Pictures do not belong in the copy; quote every entry below exactly.
═════ SUPPLIED RECORDS
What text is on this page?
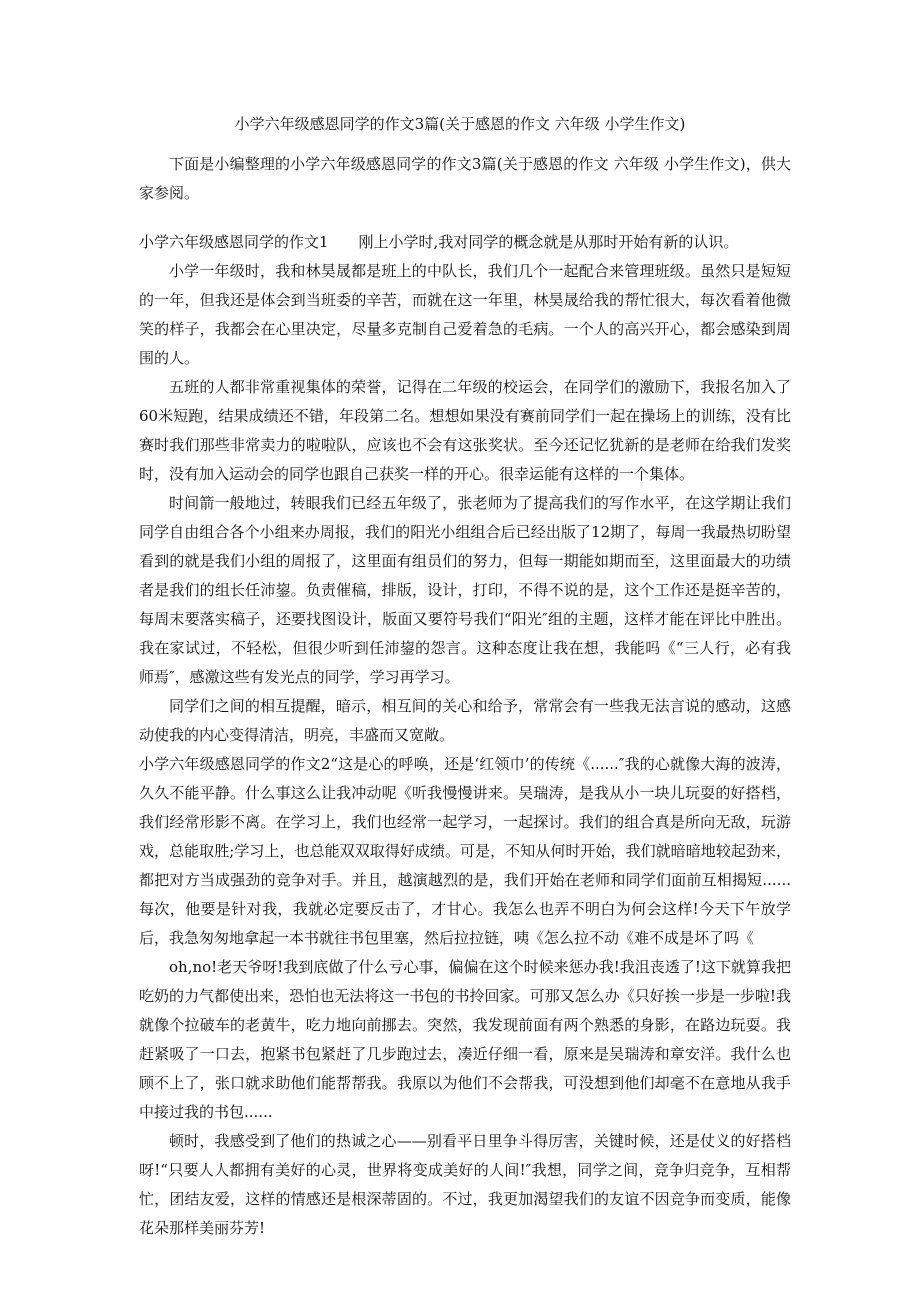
小学六年级感恩同学的作文3篇(关于感恩的作文 六年级 小学生作文)

下面是小编整理的小学六年级感恩同学的作文3篇(关于感恩的作文 六年级 小学生作文)，供大家参阅。

小学六年级感恩同学的作文1 刚上小学时,我对同学的概念就是从那时开始有新的认识。

小学一年级时，我和林昊晟都是班上的中队长，我们几个一起配合来管理班级。虽然只是短短的一年，但我还是体会到当班委的辛苦，而就在这一年里，林昊晟给我的帮忙很大，每次看着他微笑的样子，我都会在心里决定，尽量多克制自己爱着急的毛病。一个人的高兴开心，都会感染到周围的人。

五班的人都非常重视集体的荣誉，记得在二年级的校运会，在同学们的激励下，我报名加入了60米短跑，结果成绩还不错，年段第二名。想想如果没有赛前同学们一起在操场上的训练，没有比赛时我们那些非常卖力的啦啦队，应该也不会有这张奖状。至今还记忆犹新的是老师在给我们发奖时，没有加入运动会的同学也跟自己获奖一样的开心。很幸运能有这样的一个集体。

时间箭一般地过，转眼我们已经五年级了，张老师为了提高我们的写作水平，在这学期让我们同学自由组合各个小组来办周报，我们的阳光小组组合后已经出版了12期了，每周一我最热切盼望看到的就是我们小组的周报了，这里面有组员们的努力，但每一期能如期而至，这里面最大的功绩者是我们的组长任沛鋆。负责催稿，排版，设计，打印，不得不说的是，这个工作还是挺辛苦的，每周末要落实稿子，还要找图设计，版面又要符号我们“阳光″组的主题，这样才能在评比中胜出。我在家试过，不轻松，但很少听到任沛鋆的怨言。这种态度让我在想，我能吗《“三人行，必有我师焉″，感激这些有发光点的同学，学习再学习。

同学们之间的相互提醒，暗示，相互间的关心和给予，常常会有一些我无法言说的感动，这感动使我的内心变得清洁，明亮，丰盛而又宽敞。

小学六年级感恩同学的作文2“这是心的呼唤，还是‘红领巾’的传统《......″我的心就像大海的波涛，久久不能平静。什么事这么让我冲动呢《听我慢慢讲来。吴瑞涛，是我从小一块儿玩耍的好搭档，我们经常形影不离。在学习上，我们也经常一起学习，一起探讨。我们的组合真是所向无敌，玩游戏，总能取胜;学习上，也总能双双取得好成绩。可是，不知从何时开始，我们就暗暗地较起劲来，都把对方当成强劲的竞争对手。并且，越演越烈的是，我们开始在老师和同学们面前互相揭短......每次，他要是针对我，我就必定要反击了，才甘心。我怎么也弄不明白为何会这样!今天下午放学后，我急匆匆地拿起一本书就往书包里塞，然后拉拉链，咦《怎么拉不动《难不成是坏了吗《

oh,no!老天爷呀!我到底做了什么亏心事，偏偏在这个时候来惩办我!我沮丧透了!这下就算我把吃奶的力气都使出来，恐怕也无法将这一书包的书拎回家。可那又怎么办《只好挨一步是一步啦!我就像个拉破车的老黄牛，吃力地向前挪去。突然，我发现前面有两个熟悉的身影，在路边玩耍。我赶紧吸了一口去，抱紧书包紧赶了几步跑过去，凑近仔细一看，原来是吴瑞涛和章安洋。我什么也顾不上了，张口就求助他们能帮帮我。我原以为他们不会帮我，可没想到他们却毫不在意地从我手中接过我的书包......

顿时，我感受到了他们的热诚之心——别看平日里争斗得厉害，关键时候，还是仗义的好搭档呀!“只要人人都拥有美好的心灵，世界将变成美好的人间!″我想，同学之间，竞争归竞争，互相帮忙，团结友爱，这样的情感还是根深蒂固的。不过，我更加渴望我们的友谊不因竞争而变质，能像花朵那样美丽芬芳!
══════════
FINISHED ANSWER.
What text is on this page?
小学六年级感恩同学的作文3篇(关于感恩的作文 六年级 小学生作文)

下面是小编整理的小学六年级感恩同学的作文3篇(关于感恩的作文 六年级 小学生作文)，供大家参阅。

小学六年级感恩同学的作文1 刚上小学时,我对同学的概念就是从那时开始有新的认识。

小学一年级时，我和林昊晟都是班上的中队长，我们几个一起配合来管理班级。虽然只是短短的一年，但我还是体会到当班委的辛苦，而就在这一年里，林昊晟给我的帮忙很大，每次看着他微笑的样子，我都会在心里决定，尽量多克制自己爱着急的毛病。一个人的高兴开心，都会感染到周围的人。

五班的人都非常重视集体的荣誉，记得在二年级的校运会，在同学们的激励下，我报名加入了60米短跑，结果成绩还不错，年段第二名。想想如果没有赛前同学们一起在操场上的训练，没有比赛时我们那些非常卖力的啦啦队，应该也不会有这张奖状。至今还记忆犹新的是老师在给我们发奖时，没有加入运动会的同学也跟自己获奖一样的开心。很幸运能有这样的一个集体。

时间箭一般地过，转眼我们已经五年级了，张老师为了提高我们的写作水平，在这学期让我们同学自由组合各个小组来办周报，我们的阳光小组组合后已经出版了12期了，每周一我最热切盼望看到的就是我们小组的周报了，这里面有组员们的努力，但每一期能如期而至，这里面最大的功绩者是我们的组长任沛鋆。负责催稿，排版，设计，打印，不得不说的是，这个工作还是挺辛苦的，每周末要落实稿子，还要找图设计，版面又要符号我们“阳光″组的主题，这样才能在评比中胜出。我在家试过，不轻松，但很少听到任沛鋆的怨言。这种态度让我在想，我能吗《“三人行，必有我师焉″，感激这些有发光点的同学，学习再学习。

同学们之间的相互提醒，暗示，相互间的关心和给予，常常会有一些我无法言说的感动，这感动使我的内心变得清洁，明亮，丰盛而又宽敞。

小学六年级感恩同学的作文2“这是心的呼唤，还是‘红领巾’的传统《......″我的心就像大海的波涛，久久不能平静。什么事这么让我冲动呢《听我慢慢讲来。吴瑞涛，是我从小一块儿玩耍的好搭档，我们经常形影不离。在学习上，我们也经常一起学习，一起探讨。我们的组合真是所向无敌，玩游戏，总能取胜;学习上，也总能双双取得好成绩。可是，不知从何时开始，我们就暗暗地较起劲来，都把对方当成强劲的竞争对手。并且，越演越烈的是，我们开始在老师和同学们面前互相揭短......每次，他要是针对我，我就必定要反击了，才甘心。我怎么也弄不明白为何会这样!今天下午放学后，我急匆匆地拿起一本书就往书包里塞，然后拉拉链，咦《怎么拉不动《难不成是坏了吗《

oh,no!老天爷呀!我到底做了什么亏心事，偏偏在这个时候来惩办我!我沮丧透了!这下就算我把吃奶的力气都使出来，恐怕也无法将这一书包的书拎回家。可那又怎么办《只好挨一步是一步啦!我就像个拉破车的老黄牛，吃力地向前挪去。突然，我发现前面有两个熟悉的身影，在路边玩耍。我赶紧吸了一口去，抱紧书包紧赶了几步跑过去，凑近仔细一看，原来是吴瑞涛和章安洋。我什么也顾不上了，张口就求助他们能帮帮我。我原以为他们不会帮我，可没想到他们却毫不在意地从我手中接过我的书包......

顿时，我感受到了他们的热诚之心——别看平日里争斗得厉害，关键时候，还是仗义的好搭档呀!“只要人人都拥有美好的心灵，世界将变成美好的人间!″我想，同学之间，竞争归竞争，互相帮忙，团结友爱，这样的情感还是根深蒂固的。不过，我更加渴望我们的友谊不因竞争而变质，能像花朵那样美丽芬芳!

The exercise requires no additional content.